▸ **Stated problem**
Reproduce, without alteration, every line from the first one down to and including the line containing "density-speckle [337,148,342,152]".

(Excerpts from a layout annotation set)
• • •

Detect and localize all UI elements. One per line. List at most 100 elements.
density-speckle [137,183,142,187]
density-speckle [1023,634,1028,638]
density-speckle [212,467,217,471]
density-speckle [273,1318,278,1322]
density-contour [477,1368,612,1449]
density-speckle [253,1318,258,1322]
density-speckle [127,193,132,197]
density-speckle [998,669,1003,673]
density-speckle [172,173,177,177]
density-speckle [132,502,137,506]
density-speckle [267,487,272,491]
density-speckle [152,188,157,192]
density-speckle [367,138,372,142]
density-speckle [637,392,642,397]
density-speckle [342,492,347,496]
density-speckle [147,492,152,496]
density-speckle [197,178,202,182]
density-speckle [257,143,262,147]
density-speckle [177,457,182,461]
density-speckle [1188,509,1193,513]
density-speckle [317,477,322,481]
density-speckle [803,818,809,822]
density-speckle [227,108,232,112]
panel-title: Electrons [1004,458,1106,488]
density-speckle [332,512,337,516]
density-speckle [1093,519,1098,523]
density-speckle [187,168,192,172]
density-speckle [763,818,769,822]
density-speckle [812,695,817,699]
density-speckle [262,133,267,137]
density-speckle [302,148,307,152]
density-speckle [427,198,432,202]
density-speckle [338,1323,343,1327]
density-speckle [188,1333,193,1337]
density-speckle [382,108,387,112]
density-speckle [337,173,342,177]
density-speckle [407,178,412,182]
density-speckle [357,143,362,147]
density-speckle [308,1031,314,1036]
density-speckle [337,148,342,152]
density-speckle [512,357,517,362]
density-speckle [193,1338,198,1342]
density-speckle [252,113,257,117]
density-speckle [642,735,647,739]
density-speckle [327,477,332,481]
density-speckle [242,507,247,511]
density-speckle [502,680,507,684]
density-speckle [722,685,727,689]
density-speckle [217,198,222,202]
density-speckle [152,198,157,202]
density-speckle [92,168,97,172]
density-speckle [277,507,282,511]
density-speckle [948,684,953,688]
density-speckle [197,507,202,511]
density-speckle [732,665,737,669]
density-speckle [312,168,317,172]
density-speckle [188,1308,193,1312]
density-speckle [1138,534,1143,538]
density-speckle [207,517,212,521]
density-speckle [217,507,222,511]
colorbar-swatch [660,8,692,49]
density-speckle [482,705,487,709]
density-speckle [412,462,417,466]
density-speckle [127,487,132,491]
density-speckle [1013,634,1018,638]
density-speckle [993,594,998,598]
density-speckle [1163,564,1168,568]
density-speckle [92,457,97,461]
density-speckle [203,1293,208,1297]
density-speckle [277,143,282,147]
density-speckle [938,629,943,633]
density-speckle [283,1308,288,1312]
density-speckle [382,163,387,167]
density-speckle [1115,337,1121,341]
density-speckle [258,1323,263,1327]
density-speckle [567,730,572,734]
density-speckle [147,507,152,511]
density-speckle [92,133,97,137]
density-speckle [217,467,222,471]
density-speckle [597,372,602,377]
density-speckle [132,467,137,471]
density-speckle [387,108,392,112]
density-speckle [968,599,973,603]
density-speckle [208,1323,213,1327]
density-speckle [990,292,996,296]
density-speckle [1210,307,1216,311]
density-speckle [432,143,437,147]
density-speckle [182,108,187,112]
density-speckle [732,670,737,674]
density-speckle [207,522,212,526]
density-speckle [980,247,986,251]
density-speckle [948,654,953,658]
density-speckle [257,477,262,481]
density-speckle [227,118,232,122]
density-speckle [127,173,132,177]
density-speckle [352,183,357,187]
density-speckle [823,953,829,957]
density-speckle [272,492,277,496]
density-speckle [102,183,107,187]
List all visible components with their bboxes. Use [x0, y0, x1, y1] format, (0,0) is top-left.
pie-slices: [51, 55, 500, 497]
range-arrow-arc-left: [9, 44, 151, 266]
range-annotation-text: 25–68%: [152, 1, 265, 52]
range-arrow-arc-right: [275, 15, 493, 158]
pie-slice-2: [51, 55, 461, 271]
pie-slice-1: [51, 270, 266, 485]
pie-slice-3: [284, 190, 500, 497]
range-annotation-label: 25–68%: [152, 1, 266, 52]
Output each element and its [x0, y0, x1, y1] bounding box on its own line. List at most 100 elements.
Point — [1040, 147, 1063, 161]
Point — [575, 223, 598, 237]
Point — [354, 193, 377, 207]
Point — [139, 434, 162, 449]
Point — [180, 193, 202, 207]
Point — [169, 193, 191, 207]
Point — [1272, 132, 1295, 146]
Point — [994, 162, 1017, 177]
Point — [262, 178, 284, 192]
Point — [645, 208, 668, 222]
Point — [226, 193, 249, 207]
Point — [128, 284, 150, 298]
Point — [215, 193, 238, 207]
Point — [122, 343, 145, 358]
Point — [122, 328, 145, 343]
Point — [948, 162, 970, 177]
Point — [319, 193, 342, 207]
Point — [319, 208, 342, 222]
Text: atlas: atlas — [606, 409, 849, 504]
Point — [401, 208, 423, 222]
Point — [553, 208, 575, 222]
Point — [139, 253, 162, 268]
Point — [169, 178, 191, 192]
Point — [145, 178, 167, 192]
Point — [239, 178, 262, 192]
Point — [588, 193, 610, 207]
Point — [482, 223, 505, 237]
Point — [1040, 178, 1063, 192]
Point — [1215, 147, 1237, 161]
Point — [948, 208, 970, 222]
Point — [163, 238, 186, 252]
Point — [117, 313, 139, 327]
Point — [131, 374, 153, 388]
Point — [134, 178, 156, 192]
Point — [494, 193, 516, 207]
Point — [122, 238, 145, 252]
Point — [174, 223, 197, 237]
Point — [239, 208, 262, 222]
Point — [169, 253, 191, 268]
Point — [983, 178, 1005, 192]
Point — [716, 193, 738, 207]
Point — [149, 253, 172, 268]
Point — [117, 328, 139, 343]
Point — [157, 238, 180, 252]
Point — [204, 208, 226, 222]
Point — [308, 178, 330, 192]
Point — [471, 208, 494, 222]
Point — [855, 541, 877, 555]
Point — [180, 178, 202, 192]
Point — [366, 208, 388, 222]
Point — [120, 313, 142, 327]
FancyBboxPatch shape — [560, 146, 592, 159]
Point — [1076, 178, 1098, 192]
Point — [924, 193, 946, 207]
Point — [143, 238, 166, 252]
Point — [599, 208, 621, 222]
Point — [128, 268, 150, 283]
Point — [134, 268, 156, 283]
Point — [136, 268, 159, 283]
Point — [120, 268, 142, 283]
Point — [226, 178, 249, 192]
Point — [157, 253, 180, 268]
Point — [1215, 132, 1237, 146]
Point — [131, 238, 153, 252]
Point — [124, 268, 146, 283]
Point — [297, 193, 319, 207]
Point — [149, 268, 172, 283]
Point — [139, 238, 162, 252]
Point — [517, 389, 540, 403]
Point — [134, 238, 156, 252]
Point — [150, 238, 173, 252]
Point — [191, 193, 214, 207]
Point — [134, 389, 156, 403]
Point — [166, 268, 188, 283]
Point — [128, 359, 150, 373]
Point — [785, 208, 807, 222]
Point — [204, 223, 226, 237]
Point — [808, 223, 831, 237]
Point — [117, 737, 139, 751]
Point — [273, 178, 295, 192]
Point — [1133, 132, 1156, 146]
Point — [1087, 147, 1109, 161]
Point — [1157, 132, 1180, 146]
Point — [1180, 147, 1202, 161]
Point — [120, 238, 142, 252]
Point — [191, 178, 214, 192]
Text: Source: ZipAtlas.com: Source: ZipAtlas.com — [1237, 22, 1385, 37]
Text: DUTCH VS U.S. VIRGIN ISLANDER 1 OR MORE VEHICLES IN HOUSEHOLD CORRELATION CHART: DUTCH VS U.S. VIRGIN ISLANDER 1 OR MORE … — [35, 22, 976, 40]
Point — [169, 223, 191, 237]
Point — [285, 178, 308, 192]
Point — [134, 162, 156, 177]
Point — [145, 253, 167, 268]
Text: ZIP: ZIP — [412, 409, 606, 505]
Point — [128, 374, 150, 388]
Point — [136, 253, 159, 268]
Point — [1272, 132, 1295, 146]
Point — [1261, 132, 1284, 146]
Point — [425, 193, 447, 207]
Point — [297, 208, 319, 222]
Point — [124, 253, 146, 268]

• • •

▸ **Correct answer**
Detect and localize all UI elements. One per line. List at most 100 elements.
density-speckle [137,183,142,187]
density-speckle [1023,634,1028,638]
density-speckle [212,467,217,471]
density-speckle [273,1318,278,1322]
density-contour [477,1368,612,1449]
density-speckle [253,1318,258,1322]
density-speckle [127,193,132,197]
density-speckle [998,669,1003,673]
density-speckle [172,173,177,177]
density-speckle [132,502,137,506]
density-speckle [267,487,272,491]
density-speckle [152,188,157,192]
density-speckle [367,138,372,142]
density-speckle [637,392,642,397]
density-speckle [342,492,347,496]
density-speckle [147,492,152,496]
density-speckle [197,178,202,182]
density-speckle [257,143,262,147]
density-speckle [177,457,182,461]
density-speckle [1188,509,1193,513]
density-speckle [317,477,322,481]
density-speckle [803,818,809,822]
density-speckle [227,108,232,112]
panel-title: Electrons [1004,458,1106,488]
density-speckle [332,512,337,516]
density-speckle [1093,519,1098,523]
density-speckle [187,168,192,172]
density-speckle [763,818,769,822]
density-speckle [812,695,817,699]
density-speckle [262,133,267,137]
density-speckle [302,148,307,152]
density-speckle [427,198,432,202]
density-speckle [338,1323,343,1327]
density-speckle [188,1333,193,1337]
density-speckle [382,108,387,112]
density-speckle [337,173,342,177]
density-speckle [407,178,412,182]
density-speckle [357,143,362,147]
density-speckle [308,1031,314,1036]
density-speckle [337,148,342,152]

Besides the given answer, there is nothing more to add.